> Data shown:
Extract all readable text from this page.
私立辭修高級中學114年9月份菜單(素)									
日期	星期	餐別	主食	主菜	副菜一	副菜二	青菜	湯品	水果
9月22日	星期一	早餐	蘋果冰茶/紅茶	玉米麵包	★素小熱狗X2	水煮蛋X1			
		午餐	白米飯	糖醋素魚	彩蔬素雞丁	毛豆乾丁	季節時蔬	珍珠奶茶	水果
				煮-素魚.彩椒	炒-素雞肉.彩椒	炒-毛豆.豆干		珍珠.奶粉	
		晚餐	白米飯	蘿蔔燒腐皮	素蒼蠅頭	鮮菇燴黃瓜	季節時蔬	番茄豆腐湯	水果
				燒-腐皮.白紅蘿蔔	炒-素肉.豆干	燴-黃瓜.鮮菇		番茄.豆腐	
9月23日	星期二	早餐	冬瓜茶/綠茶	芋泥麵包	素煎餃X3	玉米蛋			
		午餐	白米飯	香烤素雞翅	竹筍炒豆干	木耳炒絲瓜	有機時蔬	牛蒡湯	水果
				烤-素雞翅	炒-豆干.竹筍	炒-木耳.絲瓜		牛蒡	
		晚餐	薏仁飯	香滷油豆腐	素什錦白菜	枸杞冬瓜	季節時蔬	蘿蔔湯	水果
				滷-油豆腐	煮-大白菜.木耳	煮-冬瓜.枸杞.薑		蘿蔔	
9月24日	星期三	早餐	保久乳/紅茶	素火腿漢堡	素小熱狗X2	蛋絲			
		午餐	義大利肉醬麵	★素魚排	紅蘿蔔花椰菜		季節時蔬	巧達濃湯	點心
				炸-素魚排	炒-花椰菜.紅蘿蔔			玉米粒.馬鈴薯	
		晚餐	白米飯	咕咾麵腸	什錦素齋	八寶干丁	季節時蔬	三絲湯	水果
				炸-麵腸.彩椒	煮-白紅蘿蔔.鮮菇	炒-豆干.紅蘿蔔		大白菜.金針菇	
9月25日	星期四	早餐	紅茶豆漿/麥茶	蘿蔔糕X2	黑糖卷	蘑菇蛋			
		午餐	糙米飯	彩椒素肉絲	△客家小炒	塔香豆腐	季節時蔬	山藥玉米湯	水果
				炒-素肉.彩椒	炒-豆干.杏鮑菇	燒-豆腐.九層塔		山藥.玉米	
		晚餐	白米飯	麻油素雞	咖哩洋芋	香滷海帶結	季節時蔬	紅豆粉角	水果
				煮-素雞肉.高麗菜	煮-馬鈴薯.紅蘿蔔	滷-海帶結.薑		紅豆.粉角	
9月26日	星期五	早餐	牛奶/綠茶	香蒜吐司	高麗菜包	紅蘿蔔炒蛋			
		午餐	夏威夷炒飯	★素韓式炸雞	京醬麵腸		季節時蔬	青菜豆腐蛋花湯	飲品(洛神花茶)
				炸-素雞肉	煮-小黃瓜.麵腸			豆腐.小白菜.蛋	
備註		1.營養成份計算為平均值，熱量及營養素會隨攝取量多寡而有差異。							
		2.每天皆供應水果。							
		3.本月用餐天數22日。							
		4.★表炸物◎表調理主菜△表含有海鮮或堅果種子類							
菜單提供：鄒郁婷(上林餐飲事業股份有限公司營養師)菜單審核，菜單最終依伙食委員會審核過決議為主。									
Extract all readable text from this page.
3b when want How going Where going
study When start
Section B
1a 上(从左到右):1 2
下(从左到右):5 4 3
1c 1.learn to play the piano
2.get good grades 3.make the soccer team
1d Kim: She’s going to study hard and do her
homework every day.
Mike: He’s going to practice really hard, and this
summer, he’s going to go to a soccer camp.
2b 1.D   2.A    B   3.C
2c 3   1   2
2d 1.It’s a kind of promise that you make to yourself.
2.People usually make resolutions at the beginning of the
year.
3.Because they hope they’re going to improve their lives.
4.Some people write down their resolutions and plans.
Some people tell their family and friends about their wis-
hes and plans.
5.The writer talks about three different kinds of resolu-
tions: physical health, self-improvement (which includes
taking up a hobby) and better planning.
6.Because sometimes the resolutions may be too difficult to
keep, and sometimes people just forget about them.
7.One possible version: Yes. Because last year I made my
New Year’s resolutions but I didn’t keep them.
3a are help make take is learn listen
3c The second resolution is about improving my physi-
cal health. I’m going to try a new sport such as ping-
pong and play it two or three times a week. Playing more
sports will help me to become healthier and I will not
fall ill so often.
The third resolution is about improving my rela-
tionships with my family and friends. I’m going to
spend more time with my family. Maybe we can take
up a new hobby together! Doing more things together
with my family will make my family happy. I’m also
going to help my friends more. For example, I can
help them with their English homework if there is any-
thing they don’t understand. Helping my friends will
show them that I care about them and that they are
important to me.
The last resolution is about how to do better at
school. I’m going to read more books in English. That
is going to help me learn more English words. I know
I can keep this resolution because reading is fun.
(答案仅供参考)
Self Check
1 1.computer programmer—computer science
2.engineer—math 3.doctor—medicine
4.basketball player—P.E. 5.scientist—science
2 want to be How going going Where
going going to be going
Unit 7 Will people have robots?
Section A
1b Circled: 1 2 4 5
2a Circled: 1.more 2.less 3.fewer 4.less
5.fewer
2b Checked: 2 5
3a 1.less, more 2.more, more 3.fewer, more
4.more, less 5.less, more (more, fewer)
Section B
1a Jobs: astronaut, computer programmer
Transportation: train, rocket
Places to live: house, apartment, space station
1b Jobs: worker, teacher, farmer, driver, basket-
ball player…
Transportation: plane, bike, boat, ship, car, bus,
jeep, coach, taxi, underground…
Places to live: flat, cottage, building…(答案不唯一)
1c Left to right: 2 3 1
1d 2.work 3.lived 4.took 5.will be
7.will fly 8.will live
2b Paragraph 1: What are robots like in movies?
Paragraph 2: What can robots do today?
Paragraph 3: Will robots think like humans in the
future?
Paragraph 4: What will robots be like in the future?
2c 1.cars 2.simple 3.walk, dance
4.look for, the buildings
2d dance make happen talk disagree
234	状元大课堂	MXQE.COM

> What is required: Return the full listing, character for character.

> Answer to this exercise:
Extract all readable text from this page.
私立辭修高級中學114年9月份菜單(素)									
日期	星期	餐別	主食	主菜	副菜一	副菜二	青菜	湯品	水果
9月22日	星期一	早餐	蘋果冰茶/紅茶	玉米麵包	★素小熱狗X2	水煮蛋X1			
		午餐	白米飯	糖醋素魚	彩蔬素雞丁	毛豆乾丁	季節時蔬	珍珠奶茶	水果
				煮-素魚.彩椒	炒-素雞肉.彩椒	炒-毛豆.豆干		珍珠.奶粉	
		晚餐	白米飯	蘿蔔燒腐皮	素蒼蠅頭	鮮菇燴黃瓜	季節時蔬	番茄豆腐湯	水果
				燒-腐皮.白紅蘿蔔	炒-素肉.豆干	燴-黃瓜.鮮菇		番茄.豆腐	
9月23日	星期二	早餐	冬瓜茶/綠茶	芋泥麵包	素煎餃X3	玉米蛋			
		午餐	白米飯	香烤素雞翅	竹筍炒豆干	木耳炒絲瓜	有機時蔬	牛蒡湯	水果
				烤-素雞翅	炒-豆干.竹筍	炒-木耳.絲瓜		牛蒡	
		晚餐	薏仁飯	香滷油豆腐	素什錦白菜	枸杞冬瓜	季節時蔬	蘿蔔湯	水果
				滷-油豆腐	煮-大白菜.木耳	煮-冬瓜.枸杞.薑		蘿蔔	
9月24日	星期三	早餐	保久乳/紅茶	素火腿漢堡	素小熱狗X2	蛋絲			
		午餐	義大利肉醬麵	★素魚排	紅蘿蔔花椰菜		季節時蔬	巧達濃湯	點心
				炸-素魚排	炒-花椰菜.紅蘿蔔			玉米粒.馬鈴薯	
		晚餐	白米飯	咕咾麵腸	什錦素齋	八寶干丁	季節時蔬	三絲湯	水果
				炸-麵腸.彩椒	煮-白紅蘿蔔.鮮菇	炒-豆干.紅蘿蔔		大白菜.金針菇	
9月25日	星期四	早餐	紅茶豆漿/麥茶	蘿蔔糕X2	黑糖卷	蘑菇蛋			
		午餐	糙米飯	彩椒素肉絲	△客家小炒	塔香豆腐	季節時蔬	山藥玉米湯	水果
				炒-素肉.彩椒	炒-豆干.杏鮑菇	燒-豆腐.九層塔		山藥.玉米	
		晚餐	白米飯	麻油素雞	咖哩洋芋	香滷海帶結	季節時蔬	紅豆粉角	水果
				煮-素雞肉.高麗菜	煮-馬鈴薯.紅蘿蔔	滷-海帶結.薑		紅豆.粉角	
9月26日	星期五	早餐	牛奶/綠茶	香蒜吐司	高麗菜包	紅蘿蔔炒蛋			
		午餐	夏威夷炒飯	★素韓式炸雞	京醬麵腸		季節時蔬	青菜豆腐蛋花湯	飲品(洛神花茶)
				炸-素雞肉	煮-小黃瓜.麵腸			豆腐.小白菜.蛋	
備註		1.營養成份計算為平均值，熱量及營養素會隨攝取量多寡而有差異。							
		2.每天皆供應水果。							
		3.本月用餐天數22日。							
		4.★表炸物◎表調理主菜△表含有海鮮或堅果種子類							
菜單提供：鄒郁婷(上林餐飲事業股份有限公司營養師)菜單審核，菜單最終依伙食委員會審核過決議為主。									
Extract all readable text from this page.
3b when want How going Where going
study When start
Section B
1a 上(从左到右):1 2
下(从左到右):5 4 3
1c 1.learn to play the piano
2.get good grades 3.make the soccer team
1d Kim: She’s going to study hard and do her
homework every day.
Mike: He’s going to practice really hard, and this
summer, he’s going to go to a soccer camp.
2b 1.D   2.A    B   3.C
2c 3   1   2
2d 1.It’s a kind of promise that you make to yourself.
2.People usually make resolutions at the beginning of the
year.
3.Because they hope they’re going to improve their lives.
4.Some people write down their resolutions and plans.
Some people tell their family and friends about their wis-
hes and plans.
5.The writer talks about three different kinds of resolu-
tions: physical health, self-improvement (which includes
taking up a hobby) and better planning.
6.Because sometimes the resolutions may be too difficult to
keep, and sometimes people just forget about them.
7.One possible version: Yes. Because last year I made my
New Year’s resolutions but I didn’t keep them.
3a are help make take is learn listen
3c The second resolution is about improving my physi-
cal health. I’m going to try a new sport such as ping-
pong and play it two or three times a week. Playing more
sports will help me to become healthier and I will not
fall ill so often.
The third resolution is about improving my rela-
tionships with my family and friends. I’m going to
spend more time with my family. Maybe we can take
up a new hobby together! Doing more things together
with my family will make my family happy. I’m also
going to help my friends more. For example, I can
help them with their English homework if there is any-
thing they don’t understand. Helping my friends will
show them that I care about them and that they are
important to me.
The last resolution is about how to do better at
school. I’m going to read more books in English. That
is going to help me learn more English words. I know
I can keep this resolution because reading is fun.
(答案仅供参考)
Self Check
1 1.computer programmer—computer science
2.engineer—math 3.doctor—medicine
4.basketball player—P.E. 5.scientist—science
2 want to be How going going Where
going going to be going
Unit 7 Will people have robots?
Section A
1b Circled: 1 2 4 5
2a Circled: 1.more 2.less 3.fewer 4.less
5.fewer
2b Checked: 2 5
3a 1.less, more 2.more, more 3.fewer, more
4.more, less 5.less, more (more, fewer)
Section B
1a Jobs: astronaut, computer programmer
Transportation: train, rocket
Places to live: house, apartment, space station
1b Jobs: worker, teacher, farmer, driver, basket-
ball player…
Transportation: plane, bike, boat, ship, car, bus,
jeep, coach, taxi, underground…
Places to live: flat, cottage, building…(答案不唯一)
1c Left to right: 2 3 1
1d 2.work 3.lived 4.took 5.will be
7.will fly 8.will live
2b Paragraph 1: What are robots like in movies?
Paragraph 2: What can robots do today?
Paragraph 3: Will robots think like humans in the
future?
Paragraph 4: What will robots be like in the future?
2c 1.cars 2.simple 3.walk, dance
4.look for, the buildings
2d dance make happen talk disagree
234	状元大课堂	MXQE.COM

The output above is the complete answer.